What to do: From the entries provided below, copy each line that contains the word "JSON".

═══ Data extracts ═══

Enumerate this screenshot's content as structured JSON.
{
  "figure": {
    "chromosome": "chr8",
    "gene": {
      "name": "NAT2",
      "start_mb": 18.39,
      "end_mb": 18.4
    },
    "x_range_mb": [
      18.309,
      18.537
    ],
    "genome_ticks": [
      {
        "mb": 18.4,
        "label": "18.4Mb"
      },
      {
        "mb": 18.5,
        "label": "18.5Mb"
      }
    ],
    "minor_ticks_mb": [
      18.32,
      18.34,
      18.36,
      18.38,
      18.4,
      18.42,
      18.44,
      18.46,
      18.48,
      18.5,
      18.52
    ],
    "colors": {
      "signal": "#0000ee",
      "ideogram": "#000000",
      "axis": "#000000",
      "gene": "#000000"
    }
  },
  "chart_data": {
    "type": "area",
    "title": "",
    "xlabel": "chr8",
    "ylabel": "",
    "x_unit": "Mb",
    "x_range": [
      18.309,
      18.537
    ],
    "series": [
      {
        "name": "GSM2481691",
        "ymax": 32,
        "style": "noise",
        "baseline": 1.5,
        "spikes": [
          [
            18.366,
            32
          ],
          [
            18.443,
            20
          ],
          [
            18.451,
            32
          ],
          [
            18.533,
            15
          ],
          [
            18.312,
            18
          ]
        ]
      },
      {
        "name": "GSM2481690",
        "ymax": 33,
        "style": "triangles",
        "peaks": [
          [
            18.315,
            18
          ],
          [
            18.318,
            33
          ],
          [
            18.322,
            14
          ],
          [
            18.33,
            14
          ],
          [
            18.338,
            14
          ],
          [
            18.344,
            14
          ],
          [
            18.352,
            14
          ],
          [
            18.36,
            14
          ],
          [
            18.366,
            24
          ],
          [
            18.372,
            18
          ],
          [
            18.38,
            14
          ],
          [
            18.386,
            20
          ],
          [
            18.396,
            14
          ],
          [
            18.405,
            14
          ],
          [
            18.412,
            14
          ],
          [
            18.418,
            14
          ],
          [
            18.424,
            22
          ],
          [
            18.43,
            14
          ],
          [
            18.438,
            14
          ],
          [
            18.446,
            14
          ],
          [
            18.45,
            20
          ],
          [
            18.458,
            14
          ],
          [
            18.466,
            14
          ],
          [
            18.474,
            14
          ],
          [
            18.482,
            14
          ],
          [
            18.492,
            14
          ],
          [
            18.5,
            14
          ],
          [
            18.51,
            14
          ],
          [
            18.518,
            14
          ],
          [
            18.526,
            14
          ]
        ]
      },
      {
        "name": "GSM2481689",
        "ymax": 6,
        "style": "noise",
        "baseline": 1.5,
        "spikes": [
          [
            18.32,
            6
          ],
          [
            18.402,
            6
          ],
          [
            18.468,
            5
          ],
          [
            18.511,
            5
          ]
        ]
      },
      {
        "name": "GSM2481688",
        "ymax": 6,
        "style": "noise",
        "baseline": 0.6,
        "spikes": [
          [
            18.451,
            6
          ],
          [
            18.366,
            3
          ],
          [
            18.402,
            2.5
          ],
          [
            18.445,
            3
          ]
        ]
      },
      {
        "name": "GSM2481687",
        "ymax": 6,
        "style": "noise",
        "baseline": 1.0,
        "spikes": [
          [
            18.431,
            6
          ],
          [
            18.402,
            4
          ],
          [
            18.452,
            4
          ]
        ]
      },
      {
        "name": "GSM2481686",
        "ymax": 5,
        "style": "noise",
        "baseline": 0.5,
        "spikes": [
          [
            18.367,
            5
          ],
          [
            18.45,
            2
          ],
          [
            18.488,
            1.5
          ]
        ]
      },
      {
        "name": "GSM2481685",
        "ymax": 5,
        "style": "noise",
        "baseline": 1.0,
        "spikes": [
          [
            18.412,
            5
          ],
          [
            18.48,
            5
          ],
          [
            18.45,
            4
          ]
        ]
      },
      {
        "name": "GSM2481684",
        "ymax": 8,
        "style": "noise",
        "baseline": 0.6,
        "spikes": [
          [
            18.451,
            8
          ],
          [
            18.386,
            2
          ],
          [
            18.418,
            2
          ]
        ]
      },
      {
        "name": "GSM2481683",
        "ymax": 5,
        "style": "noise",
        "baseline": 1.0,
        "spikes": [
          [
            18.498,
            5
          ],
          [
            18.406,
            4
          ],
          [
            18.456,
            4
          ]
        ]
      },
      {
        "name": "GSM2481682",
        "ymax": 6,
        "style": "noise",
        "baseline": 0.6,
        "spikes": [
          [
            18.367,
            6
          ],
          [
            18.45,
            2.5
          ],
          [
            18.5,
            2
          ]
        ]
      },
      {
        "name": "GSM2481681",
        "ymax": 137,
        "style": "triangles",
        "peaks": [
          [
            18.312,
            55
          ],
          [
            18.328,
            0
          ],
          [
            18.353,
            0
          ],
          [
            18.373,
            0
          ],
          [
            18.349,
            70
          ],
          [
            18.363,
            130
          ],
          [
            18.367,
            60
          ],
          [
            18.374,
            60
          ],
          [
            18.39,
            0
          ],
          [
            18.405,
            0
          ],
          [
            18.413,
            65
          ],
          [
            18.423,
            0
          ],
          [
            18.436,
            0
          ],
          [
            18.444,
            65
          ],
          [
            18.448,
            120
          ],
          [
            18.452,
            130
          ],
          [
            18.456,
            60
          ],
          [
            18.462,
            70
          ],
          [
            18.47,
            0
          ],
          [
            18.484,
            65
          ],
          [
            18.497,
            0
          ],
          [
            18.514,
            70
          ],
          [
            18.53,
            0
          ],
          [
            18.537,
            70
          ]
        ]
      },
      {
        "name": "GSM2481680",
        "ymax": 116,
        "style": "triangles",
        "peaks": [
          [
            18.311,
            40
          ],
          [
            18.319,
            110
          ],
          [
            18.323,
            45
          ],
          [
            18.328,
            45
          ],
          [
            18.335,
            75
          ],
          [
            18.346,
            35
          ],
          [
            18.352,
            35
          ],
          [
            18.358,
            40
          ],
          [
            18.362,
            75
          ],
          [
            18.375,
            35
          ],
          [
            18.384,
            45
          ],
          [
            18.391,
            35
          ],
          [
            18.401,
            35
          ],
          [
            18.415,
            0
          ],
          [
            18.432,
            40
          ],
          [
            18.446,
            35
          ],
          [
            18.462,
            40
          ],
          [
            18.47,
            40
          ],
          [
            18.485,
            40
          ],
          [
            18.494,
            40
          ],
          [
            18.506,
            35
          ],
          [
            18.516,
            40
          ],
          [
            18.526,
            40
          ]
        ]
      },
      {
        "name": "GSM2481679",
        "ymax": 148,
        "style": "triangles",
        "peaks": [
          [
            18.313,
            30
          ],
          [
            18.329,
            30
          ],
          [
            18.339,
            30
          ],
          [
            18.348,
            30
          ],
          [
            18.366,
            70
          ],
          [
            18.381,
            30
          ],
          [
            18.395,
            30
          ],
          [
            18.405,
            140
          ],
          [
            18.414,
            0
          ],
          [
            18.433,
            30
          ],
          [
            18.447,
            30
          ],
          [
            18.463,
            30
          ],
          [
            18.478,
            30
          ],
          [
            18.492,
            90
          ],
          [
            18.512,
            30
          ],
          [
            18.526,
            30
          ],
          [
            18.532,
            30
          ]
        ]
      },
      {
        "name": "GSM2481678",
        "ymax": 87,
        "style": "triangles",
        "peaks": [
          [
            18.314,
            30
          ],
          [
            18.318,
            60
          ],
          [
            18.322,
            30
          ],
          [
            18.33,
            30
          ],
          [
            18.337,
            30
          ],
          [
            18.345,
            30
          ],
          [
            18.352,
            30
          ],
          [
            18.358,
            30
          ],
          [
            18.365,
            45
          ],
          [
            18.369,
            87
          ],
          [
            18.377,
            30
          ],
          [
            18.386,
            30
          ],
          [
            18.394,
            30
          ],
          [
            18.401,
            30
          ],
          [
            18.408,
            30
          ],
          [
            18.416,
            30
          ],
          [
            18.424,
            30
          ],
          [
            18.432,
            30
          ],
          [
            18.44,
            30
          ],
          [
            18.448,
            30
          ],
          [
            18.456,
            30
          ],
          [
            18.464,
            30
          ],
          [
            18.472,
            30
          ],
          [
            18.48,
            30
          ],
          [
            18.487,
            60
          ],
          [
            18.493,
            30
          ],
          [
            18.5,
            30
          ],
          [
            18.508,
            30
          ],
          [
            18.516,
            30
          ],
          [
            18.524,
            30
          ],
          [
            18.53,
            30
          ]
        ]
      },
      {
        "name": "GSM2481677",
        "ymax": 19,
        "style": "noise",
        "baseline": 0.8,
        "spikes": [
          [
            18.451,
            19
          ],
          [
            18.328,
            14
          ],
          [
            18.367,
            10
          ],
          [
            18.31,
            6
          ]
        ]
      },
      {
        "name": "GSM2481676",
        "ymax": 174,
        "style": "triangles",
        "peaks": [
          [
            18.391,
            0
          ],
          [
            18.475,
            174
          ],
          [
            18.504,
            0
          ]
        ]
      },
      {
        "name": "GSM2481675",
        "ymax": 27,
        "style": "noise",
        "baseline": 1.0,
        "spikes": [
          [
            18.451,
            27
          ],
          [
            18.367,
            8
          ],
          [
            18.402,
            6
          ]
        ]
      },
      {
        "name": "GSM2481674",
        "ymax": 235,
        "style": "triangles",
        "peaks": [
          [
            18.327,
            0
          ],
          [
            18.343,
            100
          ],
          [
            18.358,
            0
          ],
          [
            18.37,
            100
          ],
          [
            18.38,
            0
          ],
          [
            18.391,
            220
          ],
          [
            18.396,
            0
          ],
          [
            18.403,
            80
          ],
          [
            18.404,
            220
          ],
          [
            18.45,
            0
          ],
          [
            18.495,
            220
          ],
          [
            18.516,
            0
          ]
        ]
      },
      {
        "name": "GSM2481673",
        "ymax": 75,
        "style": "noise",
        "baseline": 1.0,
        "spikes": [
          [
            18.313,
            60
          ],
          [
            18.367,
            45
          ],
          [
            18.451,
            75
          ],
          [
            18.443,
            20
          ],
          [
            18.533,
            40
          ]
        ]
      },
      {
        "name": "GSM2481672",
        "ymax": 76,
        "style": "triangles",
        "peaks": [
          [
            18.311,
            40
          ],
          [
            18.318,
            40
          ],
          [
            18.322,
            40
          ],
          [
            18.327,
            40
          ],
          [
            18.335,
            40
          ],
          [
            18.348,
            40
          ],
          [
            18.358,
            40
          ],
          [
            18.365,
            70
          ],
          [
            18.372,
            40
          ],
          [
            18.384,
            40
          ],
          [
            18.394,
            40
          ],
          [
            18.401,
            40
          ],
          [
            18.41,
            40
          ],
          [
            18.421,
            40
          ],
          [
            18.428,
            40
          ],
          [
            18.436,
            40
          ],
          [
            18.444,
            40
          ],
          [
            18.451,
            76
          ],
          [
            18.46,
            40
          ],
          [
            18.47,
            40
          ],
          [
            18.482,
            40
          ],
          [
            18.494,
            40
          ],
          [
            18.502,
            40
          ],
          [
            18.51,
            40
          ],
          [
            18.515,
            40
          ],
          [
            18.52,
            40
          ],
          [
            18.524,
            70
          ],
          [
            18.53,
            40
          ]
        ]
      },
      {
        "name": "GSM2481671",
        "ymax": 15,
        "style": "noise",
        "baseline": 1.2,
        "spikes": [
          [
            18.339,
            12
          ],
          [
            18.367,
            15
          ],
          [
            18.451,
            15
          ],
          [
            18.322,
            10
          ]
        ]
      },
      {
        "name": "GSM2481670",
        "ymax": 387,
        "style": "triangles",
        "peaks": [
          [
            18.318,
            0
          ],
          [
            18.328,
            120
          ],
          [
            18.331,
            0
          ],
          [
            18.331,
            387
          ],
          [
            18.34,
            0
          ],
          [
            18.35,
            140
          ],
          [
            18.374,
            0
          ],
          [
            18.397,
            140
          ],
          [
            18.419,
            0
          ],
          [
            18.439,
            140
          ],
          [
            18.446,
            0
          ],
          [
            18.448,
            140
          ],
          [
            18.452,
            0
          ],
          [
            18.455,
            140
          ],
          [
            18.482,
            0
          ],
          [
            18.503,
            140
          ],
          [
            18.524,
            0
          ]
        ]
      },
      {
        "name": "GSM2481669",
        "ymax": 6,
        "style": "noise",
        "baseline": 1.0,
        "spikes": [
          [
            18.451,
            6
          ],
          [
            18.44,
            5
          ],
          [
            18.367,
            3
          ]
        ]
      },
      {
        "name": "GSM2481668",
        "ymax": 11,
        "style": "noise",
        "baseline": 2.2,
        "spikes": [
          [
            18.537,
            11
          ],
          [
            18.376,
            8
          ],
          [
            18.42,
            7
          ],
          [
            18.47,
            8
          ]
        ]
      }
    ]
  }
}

═══
═══ Data extracts ═══

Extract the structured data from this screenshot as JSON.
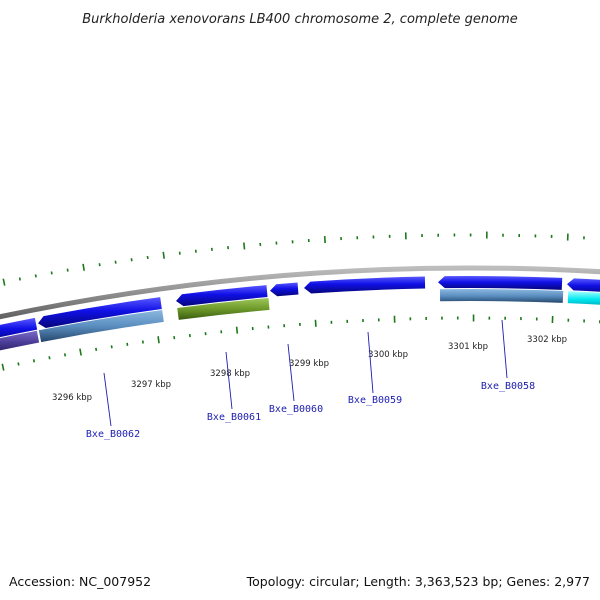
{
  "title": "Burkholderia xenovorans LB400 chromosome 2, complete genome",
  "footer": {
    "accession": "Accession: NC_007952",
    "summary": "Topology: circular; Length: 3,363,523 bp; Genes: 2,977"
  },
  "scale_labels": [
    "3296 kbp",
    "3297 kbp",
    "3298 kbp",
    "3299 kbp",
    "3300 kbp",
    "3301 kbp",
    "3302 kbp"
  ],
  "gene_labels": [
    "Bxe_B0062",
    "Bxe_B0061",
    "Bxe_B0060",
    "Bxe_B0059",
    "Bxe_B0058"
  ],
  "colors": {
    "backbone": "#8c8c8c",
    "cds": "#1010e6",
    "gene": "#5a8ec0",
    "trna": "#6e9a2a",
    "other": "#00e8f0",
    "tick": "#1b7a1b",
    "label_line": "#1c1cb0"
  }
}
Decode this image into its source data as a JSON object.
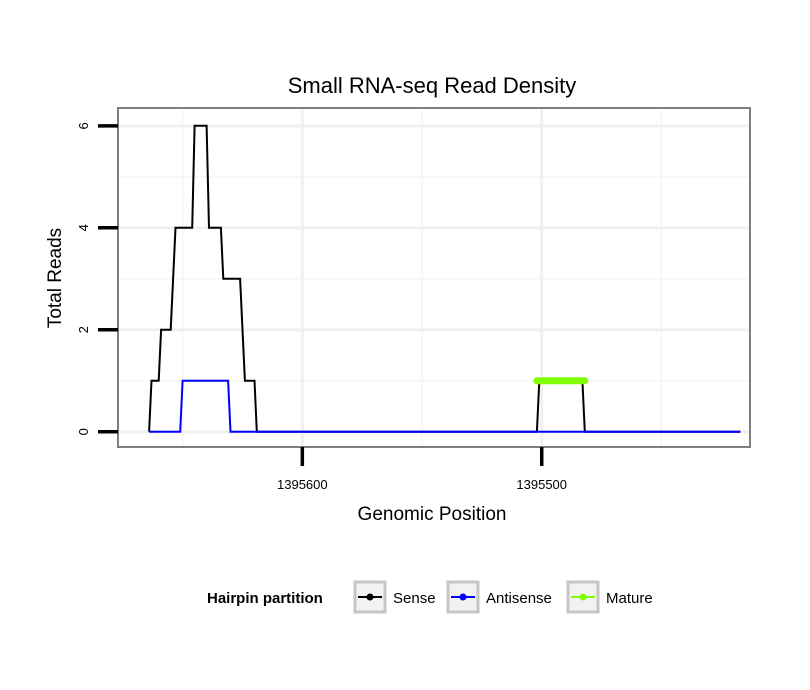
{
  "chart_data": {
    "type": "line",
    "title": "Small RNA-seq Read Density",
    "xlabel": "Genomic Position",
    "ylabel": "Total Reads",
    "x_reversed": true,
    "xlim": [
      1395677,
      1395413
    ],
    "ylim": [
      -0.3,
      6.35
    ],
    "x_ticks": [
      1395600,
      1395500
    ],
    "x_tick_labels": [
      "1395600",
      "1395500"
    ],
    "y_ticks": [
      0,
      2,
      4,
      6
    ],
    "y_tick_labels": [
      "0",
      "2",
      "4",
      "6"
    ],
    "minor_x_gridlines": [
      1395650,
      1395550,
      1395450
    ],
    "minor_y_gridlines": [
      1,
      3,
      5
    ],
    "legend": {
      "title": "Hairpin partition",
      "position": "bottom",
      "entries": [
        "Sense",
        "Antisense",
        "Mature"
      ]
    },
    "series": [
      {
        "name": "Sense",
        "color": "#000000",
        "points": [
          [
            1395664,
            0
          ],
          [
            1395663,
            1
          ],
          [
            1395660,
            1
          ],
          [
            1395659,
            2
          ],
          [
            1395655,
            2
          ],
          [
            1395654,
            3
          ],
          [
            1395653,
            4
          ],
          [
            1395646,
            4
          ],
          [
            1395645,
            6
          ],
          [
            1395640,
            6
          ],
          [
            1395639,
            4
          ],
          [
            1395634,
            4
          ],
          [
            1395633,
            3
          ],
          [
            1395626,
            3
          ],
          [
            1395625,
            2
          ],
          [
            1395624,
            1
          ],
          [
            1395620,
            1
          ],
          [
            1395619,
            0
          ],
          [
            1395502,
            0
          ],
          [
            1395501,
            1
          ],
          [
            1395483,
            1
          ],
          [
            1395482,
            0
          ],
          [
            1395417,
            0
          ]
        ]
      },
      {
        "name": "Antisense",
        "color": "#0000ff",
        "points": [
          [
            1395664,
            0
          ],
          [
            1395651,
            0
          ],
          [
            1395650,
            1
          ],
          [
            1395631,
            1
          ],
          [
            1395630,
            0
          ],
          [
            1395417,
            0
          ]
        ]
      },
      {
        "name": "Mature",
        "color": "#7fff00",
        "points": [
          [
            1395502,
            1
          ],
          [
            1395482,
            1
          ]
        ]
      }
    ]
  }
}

═══

Finished exercise:
Enumerate this screenshot's content as structured JSON.
Extract the structured data from this screenshot as JSON.
Decode this image into its source data as a JSON object.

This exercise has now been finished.